> [Task goal] Using the listing below, give the number of lines where "BaSO₄" appears, and nothing else.

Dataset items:
::::
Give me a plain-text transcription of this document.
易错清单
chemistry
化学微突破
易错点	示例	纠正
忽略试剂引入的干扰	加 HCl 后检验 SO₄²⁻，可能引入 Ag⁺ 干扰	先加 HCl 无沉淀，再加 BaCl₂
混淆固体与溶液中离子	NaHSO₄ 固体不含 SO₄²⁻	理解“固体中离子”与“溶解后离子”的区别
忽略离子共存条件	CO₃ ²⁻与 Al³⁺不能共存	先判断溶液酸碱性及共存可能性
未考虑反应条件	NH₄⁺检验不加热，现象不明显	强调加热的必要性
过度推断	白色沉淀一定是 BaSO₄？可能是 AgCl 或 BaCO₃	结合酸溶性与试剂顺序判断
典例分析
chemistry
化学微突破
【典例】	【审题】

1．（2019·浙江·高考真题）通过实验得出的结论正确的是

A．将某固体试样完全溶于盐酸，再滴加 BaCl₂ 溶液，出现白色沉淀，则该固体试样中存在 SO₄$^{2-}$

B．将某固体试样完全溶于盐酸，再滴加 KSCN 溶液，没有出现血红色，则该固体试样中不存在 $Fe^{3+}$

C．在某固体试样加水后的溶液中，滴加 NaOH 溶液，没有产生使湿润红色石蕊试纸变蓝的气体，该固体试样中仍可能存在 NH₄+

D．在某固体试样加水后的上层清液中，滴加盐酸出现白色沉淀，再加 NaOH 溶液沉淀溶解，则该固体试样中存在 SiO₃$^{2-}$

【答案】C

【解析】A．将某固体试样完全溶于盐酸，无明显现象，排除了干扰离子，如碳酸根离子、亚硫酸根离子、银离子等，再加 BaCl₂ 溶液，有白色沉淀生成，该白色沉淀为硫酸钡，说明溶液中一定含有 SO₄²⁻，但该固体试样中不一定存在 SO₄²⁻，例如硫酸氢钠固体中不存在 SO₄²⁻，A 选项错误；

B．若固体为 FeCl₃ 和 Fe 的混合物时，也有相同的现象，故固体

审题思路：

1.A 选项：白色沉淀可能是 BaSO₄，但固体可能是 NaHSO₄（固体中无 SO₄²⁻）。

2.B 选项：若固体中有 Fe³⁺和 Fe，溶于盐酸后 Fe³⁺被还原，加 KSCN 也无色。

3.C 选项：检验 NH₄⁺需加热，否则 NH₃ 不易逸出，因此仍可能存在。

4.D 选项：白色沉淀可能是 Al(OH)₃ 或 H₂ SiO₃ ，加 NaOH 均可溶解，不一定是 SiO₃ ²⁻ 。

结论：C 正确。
::::
> [Correct output] 2